> YOUR GOAL
The required output is the line that contains "Transcribe this image's" plus every line after it in the listing below, copied exactly as it appears.

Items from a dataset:
○ ○ ○ ○ ○
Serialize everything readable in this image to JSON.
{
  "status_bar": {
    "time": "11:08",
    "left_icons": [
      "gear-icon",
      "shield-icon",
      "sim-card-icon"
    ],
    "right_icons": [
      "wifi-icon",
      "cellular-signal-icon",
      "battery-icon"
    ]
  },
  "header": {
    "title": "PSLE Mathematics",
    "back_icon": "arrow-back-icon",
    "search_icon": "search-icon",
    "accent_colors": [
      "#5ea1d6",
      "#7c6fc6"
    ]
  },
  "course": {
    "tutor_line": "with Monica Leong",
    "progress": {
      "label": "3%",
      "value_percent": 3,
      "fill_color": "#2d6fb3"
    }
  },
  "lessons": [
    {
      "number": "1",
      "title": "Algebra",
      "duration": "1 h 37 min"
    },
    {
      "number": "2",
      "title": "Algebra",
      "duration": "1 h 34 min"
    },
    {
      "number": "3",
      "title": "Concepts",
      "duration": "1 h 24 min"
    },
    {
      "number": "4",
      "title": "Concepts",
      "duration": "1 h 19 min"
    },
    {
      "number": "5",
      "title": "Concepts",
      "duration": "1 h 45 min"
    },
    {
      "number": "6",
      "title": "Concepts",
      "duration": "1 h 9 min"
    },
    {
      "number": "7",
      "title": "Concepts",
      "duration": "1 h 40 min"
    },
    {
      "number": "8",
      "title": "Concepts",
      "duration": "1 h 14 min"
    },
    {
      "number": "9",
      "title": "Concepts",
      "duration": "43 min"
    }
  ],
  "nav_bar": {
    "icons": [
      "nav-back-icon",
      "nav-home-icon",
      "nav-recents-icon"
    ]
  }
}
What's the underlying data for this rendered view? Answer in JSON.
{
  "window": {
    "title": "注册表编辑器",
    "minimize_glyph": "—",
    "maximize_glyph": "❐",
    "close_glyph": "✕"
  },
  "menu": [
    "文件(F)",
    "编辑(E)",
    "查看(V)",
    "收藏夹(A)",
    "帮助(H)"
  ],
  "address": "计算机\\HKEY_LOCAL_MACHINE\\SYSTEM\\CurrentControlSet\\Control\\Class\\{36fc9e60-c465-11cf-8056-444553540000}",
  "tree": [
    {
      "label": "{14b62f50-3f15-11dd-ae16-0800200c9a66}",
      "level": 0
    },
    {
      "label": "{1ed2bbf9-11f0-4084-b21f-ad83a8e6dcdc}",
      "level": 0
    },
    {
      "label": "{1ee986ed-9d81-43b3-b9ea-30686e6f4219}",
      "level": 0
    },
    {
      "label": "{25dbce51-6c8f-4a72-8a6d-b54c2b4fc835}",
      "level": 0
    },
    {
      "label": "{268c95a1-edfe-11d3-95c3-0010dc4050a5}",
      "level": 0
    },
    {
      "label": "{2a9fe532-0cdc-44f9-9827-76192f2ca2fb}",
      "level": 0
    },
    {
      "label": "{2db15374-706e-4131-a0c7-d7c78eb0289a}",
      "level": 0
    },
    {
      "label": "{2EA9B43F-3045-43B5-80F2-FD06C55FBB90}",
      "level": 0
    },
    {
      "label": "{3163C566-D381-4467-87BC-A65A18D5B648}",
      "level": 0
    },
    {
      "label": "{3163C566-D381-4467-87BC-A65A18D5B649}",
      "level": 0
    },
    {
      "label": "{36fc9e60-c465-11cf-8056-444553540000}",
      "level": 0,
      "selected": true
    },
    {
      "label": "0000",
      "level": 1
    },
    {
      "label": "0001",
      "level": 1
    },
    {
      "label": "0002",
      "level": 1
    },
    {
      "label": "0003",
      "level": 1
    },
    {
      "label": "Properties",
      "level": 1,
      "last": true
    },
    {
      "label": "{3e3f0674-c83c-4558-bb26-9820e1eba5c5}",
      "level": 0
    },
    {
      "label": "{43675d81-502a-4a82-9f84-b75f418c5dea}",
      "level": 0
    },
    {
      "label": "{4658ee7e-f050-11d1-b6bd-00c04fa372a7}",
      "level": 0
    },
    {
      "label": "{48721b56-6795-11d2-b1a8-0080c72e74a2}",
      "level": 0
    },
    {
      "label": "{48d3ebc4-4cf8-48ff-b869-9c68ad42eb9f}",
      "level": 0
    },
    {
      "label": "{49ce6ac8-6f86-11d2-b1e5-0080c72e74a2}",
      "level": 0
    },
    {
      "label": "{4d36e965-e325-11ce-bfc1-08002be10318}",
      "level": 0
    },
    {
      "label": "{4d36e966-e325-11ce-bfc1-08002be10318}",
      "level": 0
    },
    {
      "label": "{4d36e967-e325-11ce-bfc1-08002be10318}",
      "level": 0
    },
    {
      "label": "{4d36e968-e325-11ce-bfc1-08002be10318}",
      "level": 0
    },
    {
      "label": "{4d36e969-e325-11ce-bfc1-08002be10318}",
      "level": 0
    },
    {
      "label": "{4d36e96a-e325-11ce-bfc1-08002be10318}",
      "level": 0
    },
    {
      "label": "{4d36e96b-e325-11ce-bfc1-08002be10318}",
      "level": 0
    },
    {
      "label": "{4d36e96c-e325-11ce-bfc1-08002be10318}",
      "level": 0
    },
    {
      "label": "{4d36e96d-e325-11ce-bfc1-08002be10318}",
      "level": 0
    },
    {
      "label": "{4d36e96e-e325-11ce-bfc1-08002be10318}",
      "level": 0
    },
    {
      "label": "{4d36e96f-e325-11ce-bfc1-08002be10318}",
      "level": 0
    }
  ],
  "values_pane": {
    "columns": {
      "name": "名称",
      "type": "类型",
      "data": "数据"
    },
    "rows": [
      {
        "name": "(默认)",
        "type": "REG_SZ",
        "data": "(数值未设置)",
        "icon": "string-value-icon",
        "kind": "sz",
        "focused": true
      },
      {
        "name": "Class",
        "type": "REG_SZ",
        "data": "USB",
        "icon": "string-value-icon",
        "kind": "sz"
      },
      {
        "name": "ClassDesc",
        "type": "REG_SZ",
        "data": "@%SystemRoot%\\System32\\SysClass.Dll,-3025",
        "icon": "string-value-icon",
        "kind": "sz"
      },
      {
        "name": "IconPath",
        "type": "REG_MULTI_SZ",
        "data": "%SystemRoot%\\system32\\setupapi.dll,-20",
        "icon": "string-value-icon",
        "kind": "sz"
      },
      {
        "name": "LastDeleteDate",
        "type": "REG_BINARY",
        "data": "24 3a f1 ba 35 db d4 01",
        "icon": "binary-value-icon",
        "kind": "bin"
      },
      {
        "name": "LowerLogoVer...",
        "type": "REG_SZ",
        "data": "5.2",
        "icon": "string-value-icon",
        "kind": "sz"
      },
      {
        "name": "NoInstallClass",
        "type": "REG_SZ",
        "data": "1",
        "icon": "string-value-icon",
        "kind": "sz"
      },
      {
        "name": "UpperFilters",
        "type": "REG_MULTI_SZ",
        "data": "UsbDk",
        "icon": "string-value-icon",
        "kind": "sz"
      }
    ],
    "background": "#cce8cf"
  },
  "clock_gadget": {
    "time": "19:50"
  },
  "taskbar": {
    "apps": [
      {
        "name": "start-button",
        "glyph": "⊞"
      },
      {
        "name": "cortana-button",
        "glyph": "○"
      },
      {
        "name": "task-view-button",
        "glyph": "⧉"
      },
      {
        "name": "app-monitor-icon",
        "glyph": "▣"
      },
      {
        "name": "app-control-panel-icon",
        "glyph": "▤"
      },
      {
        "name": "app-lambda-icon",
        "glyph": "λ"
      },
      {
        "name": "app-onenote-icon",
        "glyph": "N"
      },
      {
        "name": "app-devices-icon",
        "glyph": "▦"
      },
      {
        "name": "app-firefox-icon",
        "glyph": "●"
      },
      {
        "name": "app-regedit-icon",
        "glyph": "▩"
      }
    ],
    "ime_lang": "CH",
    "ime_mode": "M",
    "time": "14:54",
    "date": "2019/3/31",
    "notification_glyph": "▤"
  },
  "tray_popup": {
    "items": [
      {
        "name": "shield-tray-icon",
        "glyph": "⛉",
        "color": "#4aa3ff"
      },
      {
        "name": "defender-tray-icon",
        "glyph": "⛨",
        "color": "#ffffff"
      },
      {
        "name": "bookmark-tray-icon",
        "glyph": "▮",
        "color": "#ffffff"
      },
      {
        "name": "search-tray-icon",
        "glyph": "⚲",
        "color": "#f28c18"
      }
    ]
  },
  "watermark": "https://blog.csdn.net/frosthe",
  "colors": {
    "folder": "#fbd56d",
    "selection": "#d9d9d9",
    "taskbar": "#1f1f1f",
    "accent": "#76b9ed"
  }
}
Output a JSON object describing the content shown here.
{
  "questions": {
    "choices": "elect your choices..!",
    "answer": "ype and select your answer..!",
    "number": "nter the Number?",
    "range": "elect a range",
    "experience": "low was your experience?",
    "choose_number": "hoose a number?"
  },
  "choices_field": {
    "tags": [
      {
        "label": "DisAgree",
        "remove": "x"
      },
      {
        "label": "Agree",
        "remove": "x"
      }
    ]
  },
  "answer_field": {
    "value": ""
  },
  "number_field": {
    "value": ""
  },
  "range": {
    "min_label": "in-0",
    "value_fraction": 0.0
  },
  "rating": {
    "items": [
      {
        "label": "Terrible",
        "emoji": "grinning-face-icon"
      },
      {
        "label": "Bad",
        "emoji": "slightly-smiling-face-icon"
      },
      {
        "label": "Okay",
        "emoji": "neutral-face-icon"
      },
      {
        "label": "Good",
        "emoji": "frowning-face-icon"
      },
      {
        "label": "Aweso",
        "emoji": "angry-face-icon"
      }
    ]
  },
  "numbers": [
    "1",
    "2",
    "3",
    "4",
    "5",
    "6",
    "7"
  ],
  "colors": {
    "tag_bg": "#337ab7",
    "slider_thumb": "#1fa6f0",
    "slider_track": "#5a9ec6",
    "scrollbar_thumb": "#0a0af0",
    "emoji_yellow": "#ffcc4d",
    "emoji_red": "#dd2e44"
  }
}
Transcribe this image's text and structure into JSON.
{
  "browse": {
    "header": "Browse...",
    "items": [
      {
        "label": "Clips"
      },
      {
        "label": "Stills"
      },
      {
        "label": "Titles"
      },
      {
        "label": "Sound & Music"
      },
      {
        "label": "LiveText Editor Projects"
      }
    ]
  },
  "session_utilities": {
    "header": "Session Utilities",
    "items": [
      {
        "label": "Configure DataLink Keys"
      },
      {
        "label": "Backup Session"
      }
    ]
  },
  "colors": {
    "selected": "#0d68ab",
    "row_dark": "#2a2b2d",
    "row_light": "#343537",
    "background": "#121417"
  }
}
○ ○ ○ ○ ○
> FINAL RESULT
Transcribe this image's text and structure into JSON.
{
  "browse": {
    "header": "Browse...",
    "items": [
      {
        "label": "Clips"
      },
      {
        "label": "Stills"
      },
      {
        "label": "Titles"
      },
      {
        "label": "Sound & Music"
      },
      {
        "label": "LiveText Editor Projects"
      }
    ]
  },
  "session_utilities": {
    "header": "Session Utilities",
    "items": [
      {
        "label": "Configure DataLink Keys"
      },
      {
        "label": "Backup Session"
      }
    ]
  },
  "colors": {
    "selected": "#0d68ab",
    "row_dark": "#2a2b2d",
    "row_light": "#343537",
    "background": "#121417"
  }
}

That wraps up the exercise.